++++ EXTRACTED MATERIAL ++++

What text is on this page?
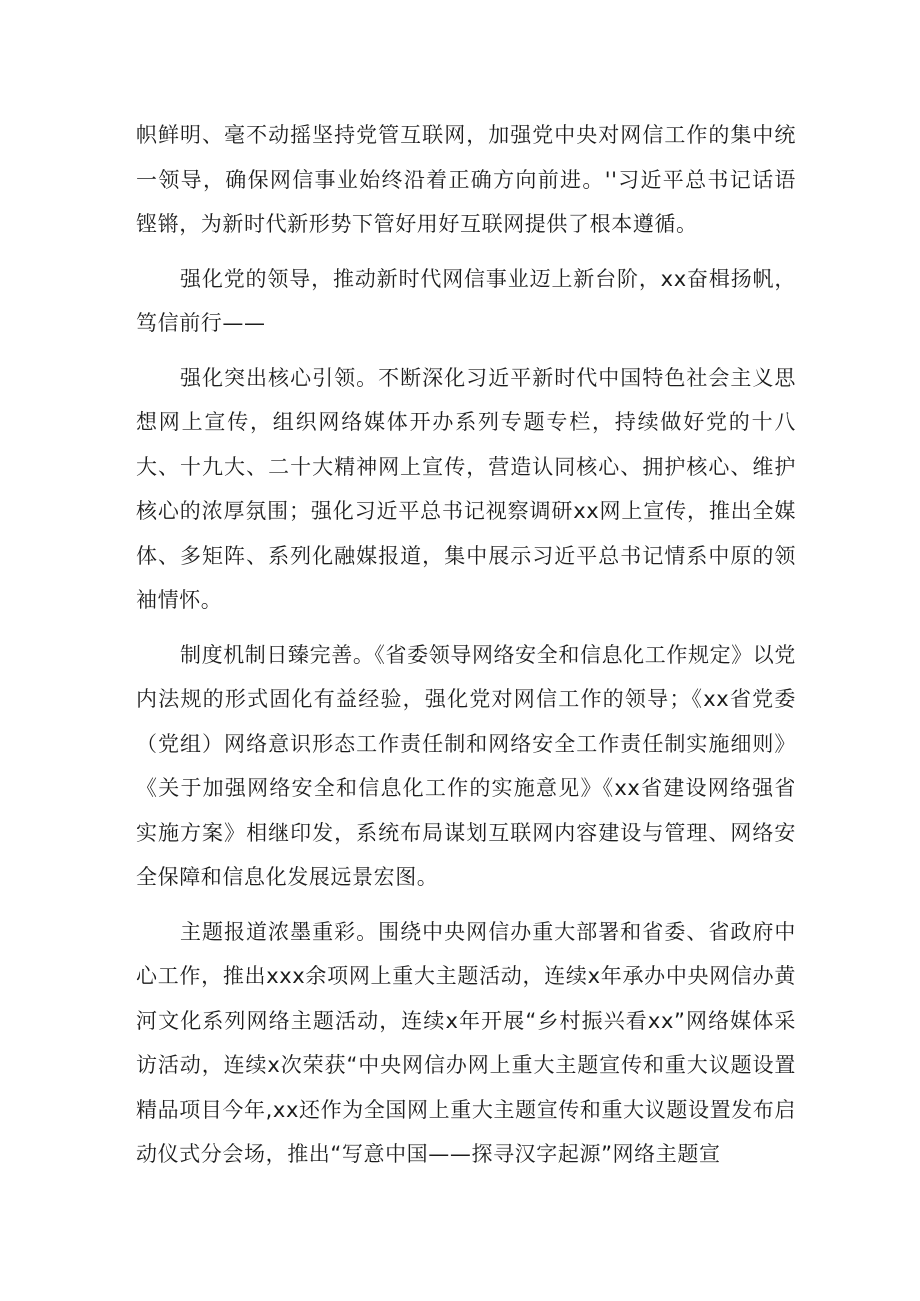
帜鲜明、毫不动摇坚持党管互联网，加强党中央对网信工作的集中统一领导，确保网信事业始终沿着正确方向前进。''习近平总书记话语铿锵，为新时代新形势下管好用好互联网提供了根本遵循。

强化党的领导，推动新时代网信事业迈上新台阶，xx奋楫扬帆，笃信前行——

强化突出核心引领。不断深化习近平新时代中国特色社会主义思想网上宣传，组织网络媒体开办系列专题专栏，持续做好党的十八大、十九大、二十大精神网上宣传，营造认同核心、拥护核心、维护核心的浓厚氛围；强化习近平总书记视察调研xx网上宣传，推出全媒体、多矩阵、系列化融媒报道，集中展示习近平总书记情系中原的领袖情怀。

制度机制日臻完善。《省委领导网络安全和信息化工作规定》以党内法规的形式固化有益经验，强化党对网信工作的领导；《xx省党委（党组）网络意识形态工作责任制和网络安全工作责任制实施细则》《关于加强网络安全和信息化工作的实施意见》《xx省建设网络强省实施方案》相继印发，系统布局谋划互联网内容建设与管理、网络安全保障和信息化发展远景宏图。

主题报道浓墨重彩。围绕中央网信办重大部署和省委、省政府中心工作，推出xxx余项网上重大主题活动，连续x年承办中央网信办黄河文化系列网络主题活动，连续x年开展“乡村振兴看xx”网络媒体采访活动，连续x次荣获“中央网信办网上重大主题宣传和重大议题设置精品项目今年,xx还作为全国网上重大主题宣传和重大议题设置发布启动仪式分会场，推出“写意中国——探寻汉字起源”网络主题宣
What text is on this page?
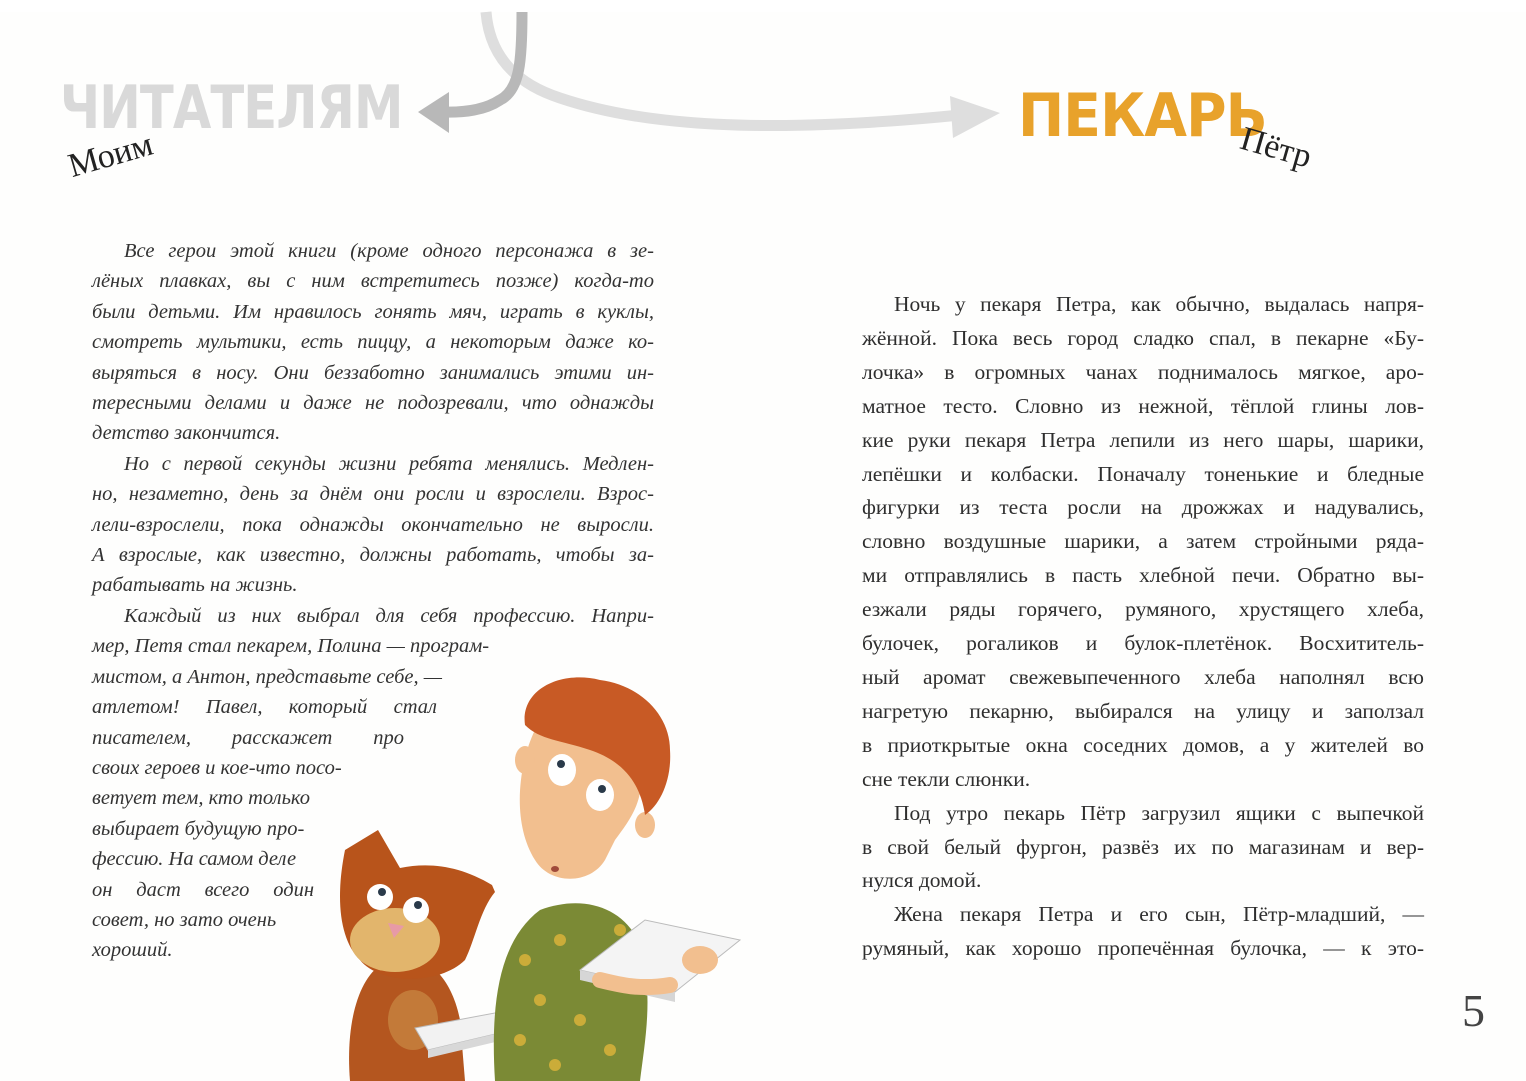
ЧИТАТЕЛЯМ
Моим
ПЕКАРЬ
Пётр
Все герои этой книги (кроме одного персонажа в зе-
лёных плавках, вы с ним встретитесь позже) когда-то
были детьми. Им нравилось гонять мяч, играть в куклы,
смотреть мультики, есть пиццу, а некоторым даже ко-
выряться в носу. Они беззаботно занимались этими ин-
тересными делами и даже не подозревали, что однажды
детство закончится.
Но с первой секунды жизни ребята менялись. Медлен-
но, незаметно, день за днём они росли и взрослели. Взрос-
лели-взрослели, пока однажды окончательно не выросли.
А взрослые, как известно, должны работать, чтобы за-
рабатывать на жизнь.
Каждый из них выбрал для себя профессию. Напри-
мер, Петя стал пекарем, Полина — програм-
мистом, а Антон, представьте себе, —
атлетом! Павел, который стал
писателем, расскажет про
своих героев и кое-что посо-
ветует тем, кто только
выбирает будущую про-
фессию. На самом деле
он даст всего один
совет, но зато очень
хороший.
Ночь у пекаря Петра, как обычно, выдалась напря-
жённой. Пока весь город сладко спал, в пекарне «Бу-
лочка» в огромных чанах поднималось мягкое, аро-
матное тесто. Словно из нежной, тёплой глины лов-
кие руки пекаря Петра лепили из него шары, шарики,
лепёшки и колбаски. Поначалу тоненькие и бледные
фигурки из теста росли на дрожжах и надувались,
словно воздушные шарики, а затем стройными ряда-
ми отправлялись в пасть хлебной печи. Обратно вы-
езжали ряды горячего, румяного, хрустящего хлеба,
булочек, рогаликов и булок-плетёнок. Восхититель-
ный аромат свежевыпеченного хлеба наполнял всю
нагретую пекарню, выбирался на улицу и заползал
в приоткрытые окна соседних домов, а у жителей во
сне текли слюнки.
Под утро пекарь Пётр загрузил ящики с выпечкой
в свой белый фургон, развёз их по магазинам и вер-
нулся домой.
Жена пекаря Петра и его сын, Пётр-младший, —
румяный, как хорошо пропечённая булочка, — к это-
5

++++

TASK DESCRIPTION —
Repeat each record exactly, with the pictures left out.

EXPECTED OUTPUT —
What text is on this page?
帜鲜明、毫不动摇坚持党管互联网，加强党中央对网信工作的集中统一领导，确保网信事业始终沿着正确方向前进。''习近平总书记话语铿锵，为新时代新形势下管好用好互联网提供了根本遵循。

强化党的领导，推动新时代网信事业迈上新台阶，xx奋楫扬帆，笃信前行——

强化突出核心引领。不断深化习近平新时代中国特色社会主义思想网上宣传，组织网络媒体开办系列专题专栏，持续做好党的十八大、十九大、二十大精神网上宣传，营造认同核心、拥护核心、维护核心的浓厚氛围；强化习近平总书记视察调研xx网上宣传，推出全媒体、多矩阵、系列化融媒报道，集中展示习近平总书记情系中原的领袖情怀。

制度机制日臻完善。《省委领导网络安全和信息化工作规定》以党内法规的形式固化有益经验，强化党对网信工作的领导；《xx省党委（党组）网络意识形态工作责任制和网络安全工作责任制实施细则》《关于加强网络安全和信息化工作的实施意见》《xx省建设网络强省实施方案》相继印发，系统布局谋划互联网内容建设与管理、网络安全保障和信息化发展远景宏图。

主题报道浓墨重彩。围绕中央网信办重大部署和省委、省政府中心工作，推出xxx余项网上重大主题活动，连续x年承办中央网信办黄河文化系列网络主题活动，连续x年开展“乡村振兴看xx”网络媒体采访活动，连续x次荣获“中央网信办网上重大主题宣传和重大议题设置精品项目今年,xx还作为全国网上重大主题宣传和重大议题设置发布启动仪式分会场，推出“写意中国——探寻汉字起源”网络主题宣
What text is on this page?
ЧИТАТЕЛЯМ
Моим
ПЕКАРЬ
Пётр
Все герои этой книги (кроме одного персонажа в зе-
лёных плавках, вы с ним встретитесь позже) когда-то
были детьми. Им нравилось гонять мяч, играть в куклы,
смотреть мультики, есть пиццу, а некоторым даже ко-
выряться в носу. Они беззаботно занимались этими ин-
тересными делами и даже не подозревали, что однажды
детство закончится.
Но с первой секунды жизни ребята менялись. Медлен-
но, незаметно, день за днём они росли и взрослели. Взрос-
лели-взрослели, пока однажды окончательно не выросли.
А взрослые, как известно, должны работать, чтобы за-
рабатывать на жизнь.
Каждый из них выбрал для себя профессию. Напри-
мер, Петя стал пекарем, Полина — програм-
мистом, а Антон, представьте себе, —
атлетом! Павел, который стал
писателем, расскажет про
своих героев и кое-что посо-
ветует тем, кто только
выбирает будущую про-
фессию. На самом деле
он даст всего один
совет, но зато очень
хороший.
Ночь у пекаря Петра, как обычно, выдалась напря-
жённой. Пока весь город сладко спал, в пекарне «Бу-
лочка» в огромных чанах поднималось мягкое, аро-
матное тесто. Словно из нежной, тёплой глины лов-
кие руки пекаря Петра лепили из него шары, шарики,
лепёшки и колбаски. Поначалу тоненькие и бледные
фигурки из теста росли на дрожжах и надувались,
словно воздушные шарики, а затем стройными ряда-
ми отправлялись в пасть хлебной печи. Обратно вы-
езжали ряды горячего, румяного, хрустящего хлеба,
булочек, рогаликов и булок-плетёнок. Восхититель-
ный аромат свежевыпеченного хлеба наполнял всю
нагретую пекарню, выбирался на улицу и заползал
в приоткрытые окна соседних домов, а у жителей во
сне текли слюнки.
Под утро пекарь Пётр загрузил ящики с выпечкой
в свой белый фургон, развёз их по магазинам и вер-
нулся домой.
Жена пекаря Петра и его сын, Пётр-младший, —
румяный, как хорошо пропечённая булочка, — к это-
5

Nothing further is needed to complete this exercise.